◆ RECORDS TO USE:

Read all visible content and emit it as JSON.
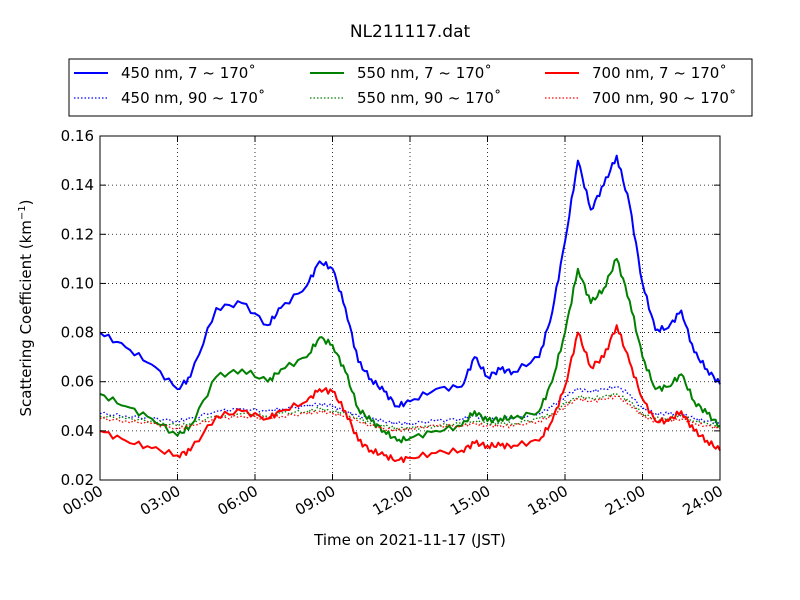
{
  "chart_data": {
    "type": "line",
    "title": "NL211117.dat",
    "xlabel": "Time on 2021-11-17 (JST)",
    "ylabel": "Scattering Coefficient (km",
    "ylabel_sup": "−1",
    "ylabel_end": ")",
    "xlim": [
      "00:00",
      "24:00"
    ],
    "ylim": [
      0.02,
      0.16
    ],
    "grid": true,
    "legend_placement": "top (above plot)",
    "x_ticks": [
      "00:00",
      "03:00",
      "06:00",
      "09:00",
      "12:00",
      "15:00",
      "18:00",
      "21:00",
      "24:00"
    ],
    "y_ticks": [
      "0.02",
      "0.04",
      "0.06",
      "0.08",
      "0.10",
      "0.12",
      "0.14",
      "0.16"
    ],
    "x": [
      "00:00",
      "01:00",
      "02:00",
      "03:00",
      "03:30",
      "04:30",
      "05:30",
      "06:30",
      "07:00",
      "08:00",
      "08:30",
      "09:00",
      "09:30",
      "10:00",
      "10:30",
      "11:00",
      "11:30",
      "12:00",
      "13:00",
      "14:00",
      "14:30",
      "15:00",
      "15:30",
      "16:00",
      "17:00",
      "17:30",
      "18:00",
      "18:30",
      "19:00",
      "19:30",
      "20:00",
      "20:30",
      "21:00",
      "21:30",
      "22:00",
      "22:30",
      "23:00",
      "23:30",
      "24:00"
    ],
    "series": [
      {
        "name": "450 nm, 7 ~ 170˚",
        "color": "#0000ff",
        "style": "solid",
        "values": [
          0.08,
          0.074,
          0.067,
          0.057,
          0.062,
          0.09,
          0.092,
          0.083,
          0.09,
          0.099,
          0.109,
          0.106,
          0.09,
          0.068,
          0.061,
          0.056,
          0.05,
          0.052,
          0.057,
          0.058,
          0.07,
          0.062,
          0.065,
          0.064,
          0.07,
          0.088,
          0.117,
          0.15,
          0.13,
          0.14,
          0.152,
          0.132,
          0.1,
          0.081,
          0.082,
          0.089,
          0.072,
          0.065,
          0.059
        ]
      },
      {
        "name": "450 nm, 90 ~ 170˚",
        "color": "#0000ff",
        "style": "dotted",
        "values": [
          0.047,
          0.046,
          0.045,
          0.044,
          0.045,
          0.048,
          0.049,
          0.048,
          0.049,
          0.05,
          0.051,
          0.05,
          0.048,
          0.046,
          0.045,
          0.044,
          0.043,
          0.043,
          0.044,
          0.045,
          0.046,
          0.045,
          0.045,
          0.045,
          0.047,
          0.05,
          0.054,
          0.057,
          0.056,
          0.057,
          0.058,
          0.055,
          0.049,
          0.047,
          0.047,
          0.047,
          0.045,
          0.044,
          0.043
        ]
      },
      {
        "name": "550 nm, 7 ~ 170˚",
        "color": "#008000",
        "style": "solid",
        "values": [
          0.055,
          0.05,
          0.045,
          0.038,
          0.042,
          0.062,
          0.065,
          0.06,
          0.065,
          0.07,
          0.078,
          0.075,
          0.064,
          0.049,
          0.044,
          0.04,
          0.036,
          0.037,
          0.04,
          0.042,
          0.048,
          0.044,
          0.045,
          0.045,
          0.048,
          0.06,
          0.08,
          0.106,
          0.092,
          0.098,
          0.11,
          0.093,
          0.07,
          0.057,
          0.058,
          0.063,
          0.052,
          0.047,
          0.042
        ]
      },
      {
        "name": "550 nm, 90 ~ 170˚",
        "color": "#008000",
        "style": "dotted",
        "values": [
          0.046,
          0.045,
          0.044,
          0.042,
          0.043,
          0.046,
          0.047,
          0.046,
          0.047,
          0.048,
          0.049,
          0.048,
          0.047,
          0.045,
          0.043,
          0.042,
          0.041,
          0.041,
          0.042,
          0.043,
          0.044,
          0.043,
          0.043,
          0.043,
          0.045,
          0.047,
          0.051,
          0.054,
          0.053,
          0.054,
          0.055,
          0.052,
          0.047,
          0.045,
          0.045,
          0.046,
          0.044,
          0.043,
          0.042
        ]
      },
      {
        "name": "700 nm, 7 ~ 170˚",
        "color": "#ff0000",
        "style": "solid",
        "values": [
          0.04,
          0.036,
          0.033,
          0.03,
          0.032,
          0.046,
          0.048,
          0.045,
          0.048,
          0.052,
          0.057,
          0.056,
          0.048,
          0.036,
          0.032,
          0.03,
          0.028,
          0.029,
          0.031,
          0.032,
          0.035,
          0.034,
          0.034,
          0.034,
          0.036,
          0.044,
          0.058,
          0.08,
          0.066,
          0.07,
          0.083,
          0.068,
          0.053,
          0.044,
          0.044,
          0.048,
          0.04,
          0.036,
          0.032
        ]
      },
      {
        "name": "700 nm, 90 ~ 170˚",
        "color": "#ff0000",
        "style": "dotted",
        "values": [
          0.045,
          0.044,
          0.043,
          0.041,
          0.042,
          0.045,
          0.046,
          0.045,
          0.046,
          0.047,
          0.048,
          0.047,
          0.046,
          0.044,
          0.042,
          0.041,
          0.04,
          0.041,
          0.042,
          0.042,
          0.043,
          0.042,
          0.042,
          0.042,
          0.044,
          0.046,
          0.05,
          0.053,
          0.052,
          0.053,
          0.054,
          0.051,
          0.046,
          0.044,
          0.044,
          0.045,
          0.043,
          0.042,
          0.041
        ]
      }
    ]
  }
}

◆ TASK DETAILS: Omit every picture, then repeat the remaining data exactly as it appears above.

◆ WRITTEN ANSWER:
Read all visible content and emit it as JSON.
{
  "chart_data": {
    "type": "line",
    "title": "NL211117.dat",
    "xlabel": "Time on 2021-11-17 (JST)",
    "ylabel": "Scattering Coefficient (km",
    "ylabel_sup": "−1",
    "ylabel_end": ")",
    "xlim": [
      "00:00",
      "24:00"
    ],
    "ylim": [
      0.02,
      0.16
    ],
    "grid": true,
    "legend_placement": "top (above plot)",
    "x_ticks": [
      "00:00",
      "03:00",
      "06:00",
      "09:00",
      "12:00",
      "15:00",
      "18:00",
      "21:00",
      "24:00"
    ],
    "y_ticks": [
      "0.02",
      "0.04",
      "0.06",
      "0.08",
      "0.10",
      "0.12",
      "0.14",
      "0.16"
    ],
    "x": [
      "00:00",
      "01:00",
      "02:00",
      "03:00",
      "03:30",
      "04:30",
      "05:30",
      "06:30",
      "07:00",
      "08:00",
      "08:30",
      "09:00",
      "09:30",
      "10:00",
      "10:30",
      "11:00",
      "11:30",
      "12:00",
      "13:00",
      "14:00",
      "14:30",
      "15:00",
      "15:30",
      "16:00",
      "17:00",
      "17:30",
      "18:00",
      "18:30",
      "19:00",
      "19:30",
      "20:00",
      "20:30",
      "21:00",
      "21:30",
      "22:00",
      "22:30",
      "23:00",
      "23:30",
      "24:00"
    ],
    "series": [
      {
        "name": "450 nm, 7 ~ 170˚",
        "color": "#0000ff",
        "style": "solid",
        "values": [
          0.08,
          0.074,
          0.067,
          0.057,
          0.062,
          0.09,
          0.092,
          0.083,
          0.09,
          0.099,
          0.109,
          0.106,
          0.09,
          0.068,
          0.061,
          0.056,
          0.05,
          0.052,
          0.057,
          0.058,
          0.07,
          0.062,
          0.065,
          0.064,
          0.07,
          0.088,
          0.117,
          0.15,
          0.13,
          0.14,
          0.152,
          0.132,
          0.1,
          0.081,
          0.082,
          0.089,
          0.072,
          0.065,
          0.059
        ]
      },
      {
        "name": "450 nm, 90 ~ 170˚",
        "color": "#0000ff",
        "style": "dotted",
        "values": [
          0.047,
          0.046,
          0.045,
          0.044,
          0.045,
          0.048,
          0.049,
          0.048,
          0.049,
          0.05,
          0.051,
          0.05,
          0.048,
          0.046,
          0.045,
          0.044,
          0.043,
          0.043,
          0.044,
          0.045,
          0.046,
          0.045,
          0.045,
          0.045,
          0.047,
          0.05,
          0.054,
          0.057,
          0.056,
          0.057,
          0.058,
          0.055,
          0.049,
          0.047,
          0.047,
          0.047,
          0.045,
          0.044,
          0.043
        ]
      },
      {
        "name": "550 nm, 7 ~ 170˚",
        "color": "#008000",
        "style": "solid",
        "values": [
          0.055,
          0.05,
          0.045,
          0.038,
          0.042,
          0.062,
          0.065,
          0.06,
          0.065,
          0.07,
          0.078,
          0.075,
          0.064,
          0.049,
          0.044,
          0.04,
          0.036,
          0.037,
          0.04,
          0.042,
          0.048,
          0.044,
          0.045,
          0.045,
          0.048,
          0.06,
          0.08,
          0.106,
          0.092,
          0.098,
          0.11,
          0.093,
          0.07,
          0.057,
          0.058,
          0.063,
          0.052,
          0.047,
          0.042
        ]
      },
      {
        "name": "550 nm, 90 ~ 170˚",
        "color": "#008000",
        "style": "dotted",
        "values": [
          0.046,
          0.045,
          0.044,
          0.042,
          0.043,
          0.046,
          0.047,
          0.046,
          0.047,
          0.048,
          0.049,
          0.048,
          0.047,
          0.045,
          0.043,
          0.042,
          0.041,
          0.041,
          0.042,
          0.043,
          0.044,
          0.043,
          0.043,
          0.043,
          0.045,
          0.047,
          0.051,
          0.054,
          0.053,
          0.054,
          0.055,
          0.052,
          0.047,
          0.045,
          0.045,
          0.046,
          0.044,
          0.043,
          0.042
        ]
      },
      {
        "name": "700 nm, 7 ~ 170˚",
        "color": "#ff0000",
        "style": "solid",
        "values": [
          0.04,
          0.036,
          0.033,
          0.03,
          0.032,
          0.046,
          0.048,
          0.045,
          0.048,
          0.052,
          0.057,
          0.056,
          0.048,
          0.036,
          0.032,
          0.03,
          0.028,
          0.029,
          0.031,
          0.032,
          0.035,
          0.034,
          0.034,
          0.034,
          0.036,
          0.044,
          0.058,
          0.08,
          0.066,
          0.07,
          0.083,
          0.068,
          0.053,
          0.044,
          0.044,
          0.048,
          0.04,
          0.036,
          0.032
        ]
      },
      {
        "name": "700 nm, 90 ~ 170˚",
        "color": "#ff0000",
        "style": "dotted",
        "values": [
          0.045,
          0.044,
          0.043,
          0.041,
          0.042,
          0.045,
          0.046,
          0.045,
          0.046,
          0.047,
          0.048,
          0.047,
          0.046,
          0.044,
          0.042,
          0.041,
          0.04,
          0.041,
          0.042,
          0.042,
          0.043,
          0.042,
          0.042,
          0.042,
          0.044,
          0.046,
          0.05,
          0.053,
          0.052,
          0.053,
          0.054,
          0.051,
          0.046,
          0.044,
          0.044,
          0.045,
          0.043,
          0.042,
          0.041
        ]
      }
    ]
  }
}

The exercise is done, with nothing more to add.